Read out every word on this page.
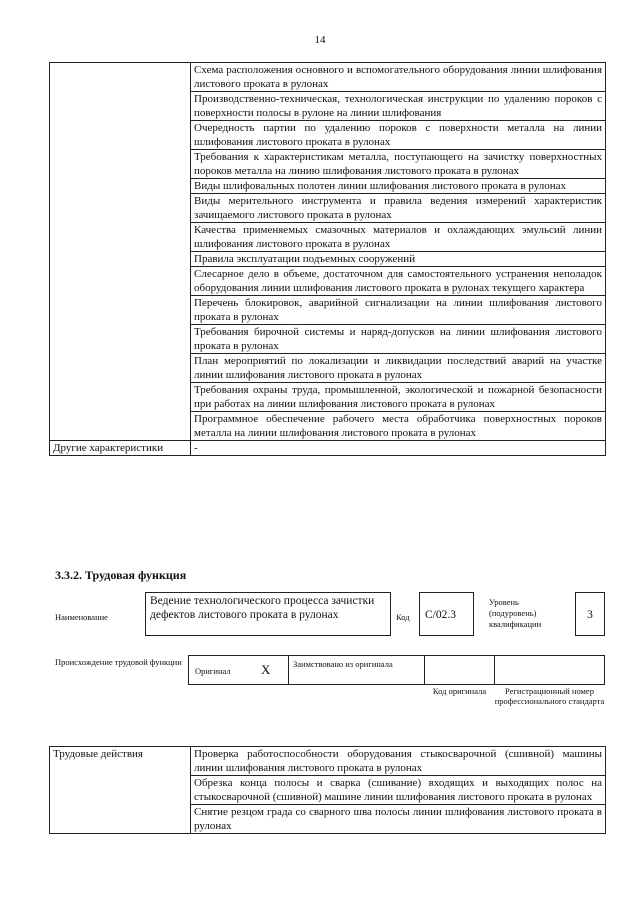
14
	Схема расположения основного и вспомогательного оборудования линии шлифования листового проката в рулонах
	Производственно-техническая, технологическая инструкции по удалению пороков с поверхности полосы в рулоне на линии шлифования
	Очередность партии по удалению пороков с поверхности металла на линии шлифования листового проката в рулонах
	Требования к характеристикам металла, поступающего на зачистку поверхностных пороков металла на линию шлифования листового проката в рулонах
	Виды шлифовальных полотен линии шлифования листового проката в рулонах
	Виды мерительного инструмента и правила ведения измерений характеристик зачищаемого листового проката в рулонах
	Качества применяемых смазочных материалов и охлаждающих эмульсий линии шлифования листового проката в рулонах
	Правила эксплуатации подъемных сооружений
	Слесарное дело в объеме, достаточном для самостоятельного устранения неполадок оборудования линии шлифования листового проката в рулонах текущего характера
	Перечень блокировок, аварийной сигнализации на линии шлифования листового проката в рулонах
	Требования бирочной системы и наряд-допусков на линии шлифования листового проката в рулонах
	План мероприятий по локализации и ликвидации последствий аварий на участке линии шлифования листового проката в рулонах
	Требования охраны труда, промышленной, экологической и пожарной безопасности при работах на линии шлифования листового проката в рулонах
	Программное обеспечение рабочего места обработчика поверхностных пороков металла на линии шлифования листового проката в рулонах
Другие характеристики	-
3.3.2. Трудовая функция
Наименование
Ведение технологического процесса зачистки дефектов листового проката в рулонах	Код	С/02.3
Уровень (подуровень) квалификации
3
Происхождение трудовой функции
Оригинал X	Заимствовано из оригинала
Код оригинала	Регистрационный номер профессионального стандарта
Трудовые действия	Проверка работоспособности оборудования стыкосварочной (сшивной) машины линии шлифования листового проката в рулонах
Обрезка конца полосы и сварка (сшивание) входящих и выходящих полос на стыкосварочной (сшивной) машине линии шлифования листового проката в рулонах
Снятие резцом града со сварного шва полосы линии шлифования листового проката в рулонах
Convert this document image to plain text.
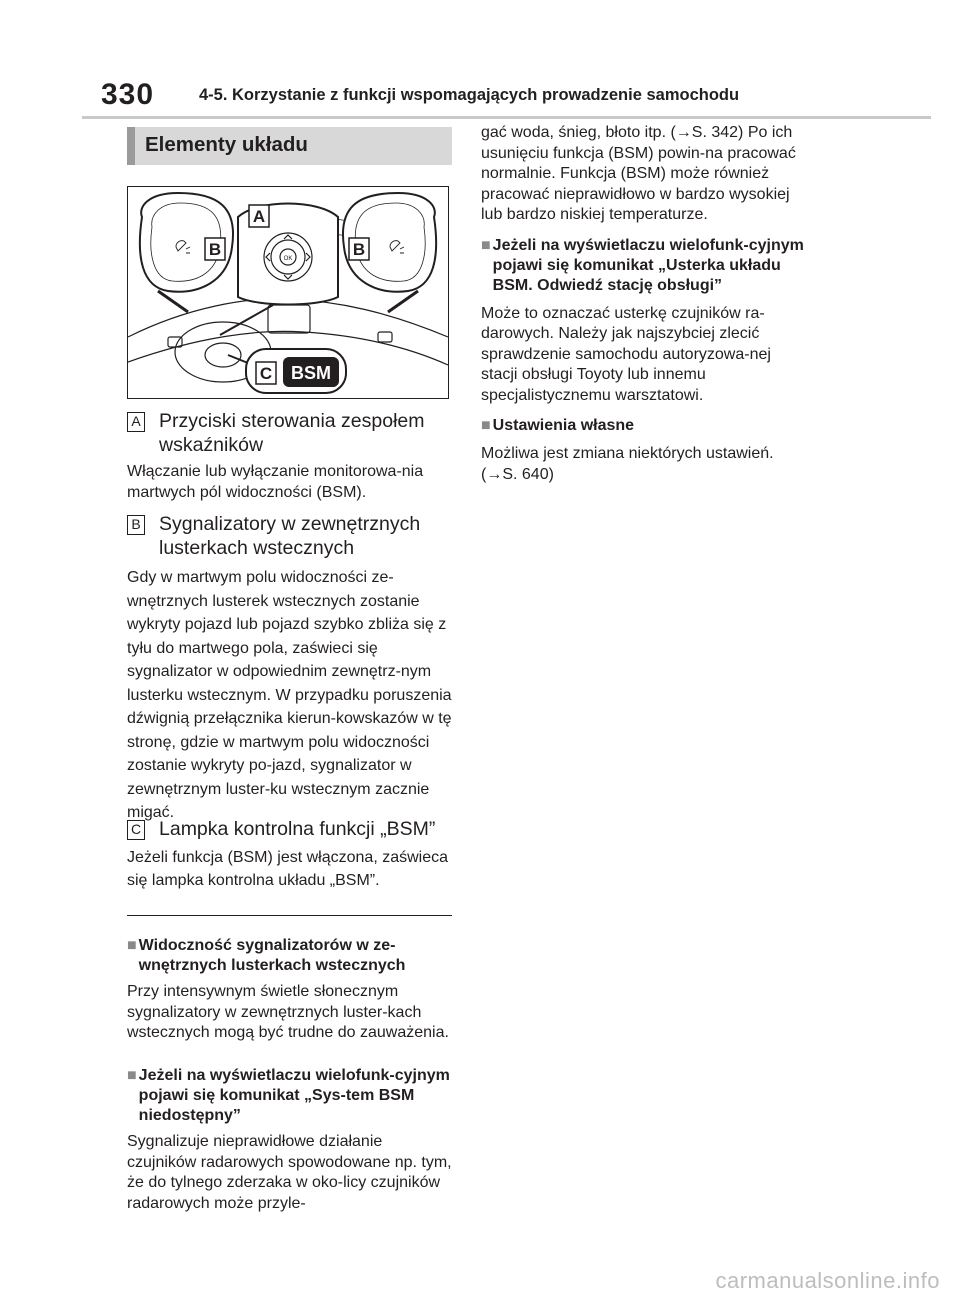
330	4-5. Korzystanie z funkcji wspomagających prowadzenie samochodu
Elementy układu
A
B	B
C
OK
BSM
A Przyciski sterowania zespołem wskaźników
Włączanie lub wyłączanie monitorowa-nia martwych pól widoczności (BSM).
B Sygnalizatory w zewnętrznych lusterkach wstecznych
Gdy w martwym polu widoczności ze-wnętrznych lusterek wstecznych zostanie wykryty pojazd lub pojazd szybko zbliża się z tyłu do martwego pola, zaświeci się sygnalizator w odpowiednim zewnętrz-nym lusterku wstecznym. W przypadku poruszenia dźwignią przełącznika kierun-kowskazów w tę stronę, gdzie w martwym polu widoczności zostanie wykryty po-jazd, sygnalizator w zewnętrznym luster-ku wstecznym zacznie migać.
C Lampka kontrolna funkcji „BSM”
Jeżeli funkcja (BSM) jest włączona, zaświeca się lampka kontrolna układu „BSM”.
■ Widoczność sygnalizatorów w ze-wnętrznych lusterkach wstecznych
Przy intensywnym świetle słonecznym sygnalizatory w zewnętrznych luster-kach wstecznych mogą być trudne do zauważenia.
■ Jeżeli na wyświetlaczu wielofunk-cyjnym pojawi się komunikat „Sys-tem BSM niedostępny”
Sygnalizuje nieprawidłowe działanie czujników radarowych spowodowane np. tym, że do tylnego zderzaka w oko-licy czujników radarowych może przyle-
gać woda, śnieg, błoto itp. (→S. 342) Po ich usunięciu funkcja (BSM) powin-na pracować normalnie. Funkcja (BSM) może również pracować nieprawidłowo w bardzo wysokiej lub bardzo niskiej temperaturze.
■ Jeżeli na wyświetlaczu wielofunk-cyjnym pojawi się komunikat „Usterka układu BSM. Odwiedź stację obsługi”
Może to oznaczać usterkę czujników ra-darowych. Należy jak najszybciej zlecić sprawdzenie samochodu autoryzowa-nej stacji obsługi Toyoty lub innemu specjalistycznemu warsztatowi.
■ Ustawienia własne
Możliwa jest zmiana niektórych ustawień. (→S. 640)
carmanualsonline.info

STATED EXERCISE ▸ Look above for lines with the word "lusterkach" and copy them all.

FULL SOLUTION ▸
B Sygnalizatory w zewnętrznych lusterkach wstecznych
■ Widoczność sygnalizatorów w ze-wnętrznych lusterkach wstecznych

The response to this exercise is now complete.